GOAL
Can you find the lines of the listing that include "Interruptor" and copy every one?

MATERIAL SHOWN
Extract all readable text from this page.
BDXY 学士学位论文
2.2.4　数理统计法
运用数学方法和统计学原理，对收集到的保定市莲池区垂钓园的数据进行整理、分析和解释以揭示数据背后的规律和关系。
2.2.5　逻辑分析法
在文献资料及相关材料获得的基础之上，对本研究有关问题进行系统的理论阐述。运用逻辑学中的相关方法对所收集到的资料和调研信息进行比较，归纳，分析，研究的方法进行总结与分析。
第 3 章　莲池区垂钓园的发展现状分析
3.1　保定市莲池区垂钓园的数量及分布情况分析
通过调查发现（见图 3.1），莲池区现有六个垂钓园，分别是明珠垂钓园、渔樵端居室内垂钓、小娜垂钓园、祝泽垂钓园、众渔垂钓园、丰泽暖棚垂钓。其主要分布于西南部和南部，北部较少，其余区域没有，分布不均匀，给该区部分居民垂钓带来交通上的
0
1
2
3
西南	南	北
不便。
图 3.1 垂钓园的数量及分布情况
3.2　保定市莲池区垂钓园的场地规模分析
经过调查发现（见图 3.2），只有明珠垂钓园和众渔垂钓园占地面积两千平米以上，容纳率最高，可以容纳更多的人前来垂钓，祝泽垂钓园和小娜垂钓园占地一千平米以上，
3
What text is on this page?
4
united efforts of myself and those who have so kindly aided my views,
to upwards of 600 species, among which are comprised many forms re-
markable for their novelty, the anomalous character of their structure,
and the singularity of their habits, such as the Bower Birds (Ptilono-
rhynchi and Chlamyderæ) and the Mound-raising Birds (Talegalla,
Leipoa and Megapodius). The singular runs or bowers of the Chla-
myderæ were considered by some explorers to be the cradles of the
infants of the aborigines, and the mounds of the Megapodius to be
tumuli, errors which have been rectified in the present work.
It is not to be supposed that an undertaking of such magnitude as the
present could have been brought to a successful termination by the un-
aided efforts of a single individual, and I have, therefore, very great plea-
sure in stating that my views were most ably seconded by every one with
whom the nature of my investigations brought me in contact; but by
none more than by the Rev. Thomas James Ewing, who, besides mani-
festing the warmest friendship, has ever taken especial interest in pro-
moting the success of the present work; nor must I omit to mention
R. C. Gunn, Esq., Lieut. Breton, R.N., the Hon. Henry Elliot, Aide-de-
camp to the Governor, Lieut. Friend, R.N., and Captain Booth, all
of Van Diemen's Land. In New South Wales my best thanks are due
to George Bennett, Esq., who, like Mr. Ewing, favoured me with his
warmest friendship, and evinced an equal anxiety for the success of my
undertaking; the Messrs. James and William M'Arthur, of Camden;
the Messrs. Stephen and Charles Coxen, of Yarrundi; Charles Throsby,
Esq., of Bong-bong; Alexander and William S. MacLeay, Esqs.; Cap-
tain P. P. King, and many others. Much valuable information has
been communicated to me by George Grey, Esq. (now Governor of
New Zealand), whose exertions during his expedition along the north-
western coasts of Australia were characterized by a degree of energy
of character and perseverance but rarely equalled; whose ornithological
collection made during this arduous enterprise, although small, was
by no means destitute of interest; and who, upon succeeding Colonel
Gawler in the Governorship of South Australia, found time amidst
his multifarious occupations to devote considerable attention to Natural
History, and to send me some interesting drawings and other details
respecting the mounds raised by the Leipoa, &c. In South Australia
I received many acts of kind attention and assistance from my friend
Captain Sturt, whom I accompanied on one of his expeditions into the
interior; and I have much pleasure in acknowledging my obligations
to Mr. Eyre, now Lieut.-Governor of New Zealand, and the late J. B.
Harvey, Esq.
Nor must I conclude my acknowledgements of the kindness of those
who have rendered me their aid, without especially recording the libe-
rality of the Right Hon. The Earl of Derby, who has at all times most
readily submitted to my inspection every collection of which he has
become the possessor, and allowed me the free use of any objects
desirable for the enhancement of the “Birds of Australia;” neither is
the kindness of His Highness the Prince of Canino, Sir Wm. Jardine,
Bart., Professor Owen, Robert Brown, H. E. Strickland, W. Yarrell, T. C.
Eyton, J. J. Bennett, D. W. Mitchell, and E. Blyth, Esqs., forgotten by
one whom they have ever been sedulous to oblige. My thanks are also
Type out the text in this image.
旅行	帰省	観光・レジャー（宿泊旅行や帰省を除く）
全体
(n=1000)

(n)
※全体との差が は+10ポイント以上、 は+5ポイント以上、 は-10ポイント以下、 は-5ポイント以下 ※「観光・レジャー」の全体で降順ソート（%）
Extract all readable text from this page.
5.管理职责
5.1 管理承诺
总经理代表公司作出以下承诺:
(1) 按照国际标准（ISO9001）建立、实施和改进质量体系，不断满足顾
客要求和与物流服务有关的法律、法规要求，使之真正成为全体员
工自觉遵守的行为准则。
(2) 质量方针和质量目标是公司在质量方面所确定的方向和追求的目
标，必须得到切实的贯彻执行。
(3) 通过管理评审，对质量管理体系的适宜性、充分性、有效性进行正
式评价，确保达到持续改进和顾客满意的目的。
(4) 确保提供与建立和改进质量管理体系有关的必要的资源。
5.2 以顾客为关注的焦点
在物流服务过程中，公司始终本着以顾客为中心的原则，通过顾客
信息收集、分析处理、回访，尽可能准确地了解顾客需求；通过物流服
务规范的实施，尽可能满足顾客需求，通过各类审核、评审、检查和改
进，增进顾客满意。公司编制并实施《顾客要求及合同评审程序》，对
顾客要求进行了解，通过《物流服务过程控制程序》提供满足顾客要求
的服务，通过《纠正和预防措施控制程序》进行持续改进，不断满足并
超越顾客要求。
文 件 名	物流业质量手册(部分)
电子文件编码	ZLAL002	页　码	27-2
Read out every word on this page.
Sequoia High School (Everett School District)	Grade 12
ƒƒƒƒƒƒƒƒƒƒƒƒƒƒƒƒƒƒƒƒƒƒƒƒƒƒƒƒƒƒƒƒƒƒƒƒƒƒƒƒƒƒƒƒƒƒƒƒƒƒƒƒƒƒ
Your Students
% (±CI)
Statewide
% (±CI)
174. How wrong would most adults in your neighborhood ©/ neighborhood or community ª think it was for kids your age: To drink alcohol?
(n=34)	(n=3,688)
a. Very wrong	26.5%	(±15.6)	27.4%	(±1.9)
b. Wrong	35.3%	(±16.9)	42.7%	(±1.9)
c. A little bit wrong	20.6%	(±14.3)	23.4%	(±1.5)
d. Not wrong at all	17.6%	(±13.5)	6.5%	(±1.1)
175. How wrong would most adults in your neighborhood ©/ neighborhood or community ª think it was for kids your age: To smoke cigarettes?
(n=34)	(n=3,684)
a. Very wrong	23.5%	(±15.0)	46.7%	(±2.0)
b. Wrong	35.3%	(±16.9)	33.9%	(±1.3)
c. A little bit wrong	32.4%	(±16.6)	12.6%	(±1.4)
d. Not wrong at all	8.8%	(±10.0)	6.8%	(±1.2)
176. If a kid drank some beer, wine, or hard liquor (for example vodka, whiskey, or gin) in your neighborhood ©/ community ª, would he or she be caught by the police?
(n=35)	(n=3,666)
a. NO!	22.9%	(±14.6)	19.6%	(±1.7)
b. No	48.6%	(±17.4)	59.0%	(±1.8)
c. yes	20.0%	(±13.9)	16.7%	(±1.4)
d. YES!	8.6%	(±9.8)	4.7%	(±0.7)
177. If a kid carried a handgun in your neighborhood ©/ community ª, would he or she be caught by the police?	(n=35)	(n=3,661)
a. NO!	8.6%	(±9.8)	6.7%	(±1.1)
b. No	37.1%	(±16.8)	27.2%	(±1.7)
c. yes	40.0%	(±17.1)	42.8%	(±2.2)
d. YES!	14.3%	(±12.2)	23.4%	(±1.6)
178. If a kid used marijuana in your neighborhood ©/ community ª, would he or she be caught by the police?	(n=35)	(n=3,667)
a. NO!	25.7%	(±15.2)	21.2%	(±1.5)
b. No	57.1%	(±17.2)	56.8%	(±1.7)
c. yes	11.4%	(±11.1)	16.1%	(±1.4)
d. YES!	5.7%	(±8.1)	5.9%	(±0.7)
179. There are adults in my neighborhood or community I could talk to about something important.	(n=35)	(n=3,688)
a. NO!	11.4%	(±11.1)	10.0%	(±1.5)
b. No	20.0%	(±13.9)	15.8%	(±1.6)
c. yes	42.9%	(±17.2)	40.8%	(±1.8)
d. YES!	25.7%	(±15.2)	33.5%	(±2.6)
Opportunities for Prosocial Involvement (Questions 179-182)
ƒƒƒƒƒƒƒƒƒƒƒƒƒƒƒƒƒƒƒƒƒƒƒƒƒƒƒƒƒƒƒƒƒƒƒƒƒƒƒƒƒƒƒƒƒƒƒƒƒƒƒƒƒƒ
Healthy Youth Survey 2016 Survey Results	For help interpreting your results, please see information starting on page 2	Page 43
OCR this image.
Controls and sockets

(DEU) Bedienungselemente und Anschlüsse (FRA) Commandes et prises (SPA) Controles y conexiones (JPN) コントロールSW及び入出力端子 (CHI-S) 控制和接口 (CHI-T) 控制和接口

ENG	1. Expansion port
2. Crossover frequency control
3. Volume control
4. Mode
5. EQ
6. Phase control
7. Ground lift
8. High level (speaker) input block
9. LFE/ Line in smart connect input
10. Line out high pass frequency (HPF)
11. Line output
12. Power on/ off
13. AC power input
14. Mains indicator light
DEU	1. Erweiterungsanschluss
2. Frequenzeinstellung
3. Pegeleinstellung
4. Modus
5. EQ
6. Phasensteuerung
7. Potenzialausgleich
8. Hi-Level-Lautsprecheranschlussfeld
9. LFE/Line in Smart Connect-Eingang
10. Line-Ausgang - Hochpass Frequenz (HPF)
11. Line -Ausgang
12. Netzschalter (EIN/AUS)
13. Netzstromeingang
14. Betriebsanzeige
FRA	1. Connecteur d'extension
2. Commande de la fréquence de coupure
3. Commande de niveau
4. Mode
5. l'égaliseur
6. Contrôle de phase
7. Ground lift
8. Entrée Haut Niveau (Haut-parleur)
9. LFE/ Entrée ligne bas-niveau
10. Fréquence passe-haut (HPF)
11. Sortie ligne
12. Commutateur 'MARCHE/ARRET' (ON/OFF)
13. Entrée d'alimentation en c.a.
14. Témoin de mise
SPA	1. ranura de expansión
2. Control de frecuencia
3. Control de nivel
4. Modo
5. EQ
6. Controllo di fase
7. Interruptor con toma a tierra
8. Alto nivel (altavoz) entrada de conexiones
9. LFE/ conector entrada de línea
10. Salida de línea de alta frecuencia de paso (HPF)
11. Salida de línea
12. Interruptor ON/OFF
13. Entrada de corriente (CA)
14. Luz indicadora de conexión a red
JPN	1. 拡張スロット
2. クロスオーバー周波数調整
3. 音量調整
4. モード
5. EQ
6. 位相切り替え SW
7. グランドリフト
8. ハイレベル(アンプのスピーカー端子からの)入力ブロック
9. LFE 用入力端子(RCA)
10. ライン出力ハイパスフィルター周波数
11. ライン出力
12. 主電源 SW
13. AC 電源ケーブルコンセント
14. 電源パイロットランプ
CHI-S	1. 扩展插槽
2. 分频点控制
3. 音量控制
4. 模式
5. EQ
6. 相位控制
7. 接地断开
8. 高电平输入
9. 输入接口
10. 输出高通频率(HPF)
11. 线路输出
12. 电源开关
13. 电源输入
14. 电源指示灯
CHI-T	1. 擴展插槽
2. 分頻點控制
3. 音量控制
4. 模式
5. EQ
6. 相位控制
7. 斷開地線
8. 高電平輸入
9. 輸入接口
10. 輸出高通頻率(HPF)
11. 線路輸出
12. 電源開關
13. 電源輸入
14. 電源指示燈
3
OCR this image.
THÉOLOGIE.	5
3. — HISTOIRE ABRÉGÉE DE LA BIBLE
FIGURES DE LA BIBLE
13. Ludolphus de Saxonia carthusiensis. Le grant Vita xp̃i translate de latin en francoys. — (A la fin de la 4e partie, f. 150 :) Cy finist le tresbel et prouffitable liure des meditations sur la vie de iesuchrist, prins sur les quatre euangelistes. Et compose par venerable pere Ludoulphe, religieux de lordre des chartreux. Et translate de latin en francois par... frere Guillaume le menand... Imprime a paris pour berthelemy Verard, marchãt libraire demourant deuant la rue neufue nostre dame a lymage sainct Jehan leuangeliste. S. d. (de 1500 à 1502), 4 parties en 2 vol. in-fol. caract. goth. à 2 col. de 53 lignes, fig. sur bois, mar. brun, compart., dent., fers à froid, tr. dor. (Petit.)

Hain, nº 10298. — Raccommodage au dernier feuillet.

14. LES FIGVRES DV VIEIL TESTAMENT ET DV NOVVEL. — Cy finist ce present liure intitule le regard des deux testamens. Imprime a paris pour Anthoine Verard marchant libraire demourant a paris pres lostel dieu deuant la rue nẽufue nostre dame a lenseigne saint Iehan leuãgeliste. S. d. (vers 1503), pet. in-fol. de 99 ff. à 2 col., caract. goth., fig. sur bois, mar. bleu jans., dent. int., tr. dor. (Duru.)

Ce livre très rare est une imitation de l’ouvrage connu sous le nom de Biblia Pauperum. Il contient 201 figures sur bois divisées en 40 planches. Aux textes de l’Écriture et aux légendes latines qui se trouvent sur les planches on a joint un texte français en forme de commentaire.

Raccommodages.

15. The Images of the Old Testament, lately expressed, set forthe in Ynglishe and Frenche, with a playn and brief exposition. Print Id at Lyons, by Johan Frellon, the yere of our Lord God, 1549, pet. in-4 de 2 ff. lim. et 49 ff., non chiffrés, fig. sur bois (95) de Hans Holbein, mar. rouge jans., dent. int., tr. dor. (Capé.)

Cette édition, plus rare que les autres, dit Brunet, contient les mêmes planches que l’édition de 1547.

PROBLEM SOLUTION
7. Interruptor con toma a tierra
12. Interruptor ON/OFF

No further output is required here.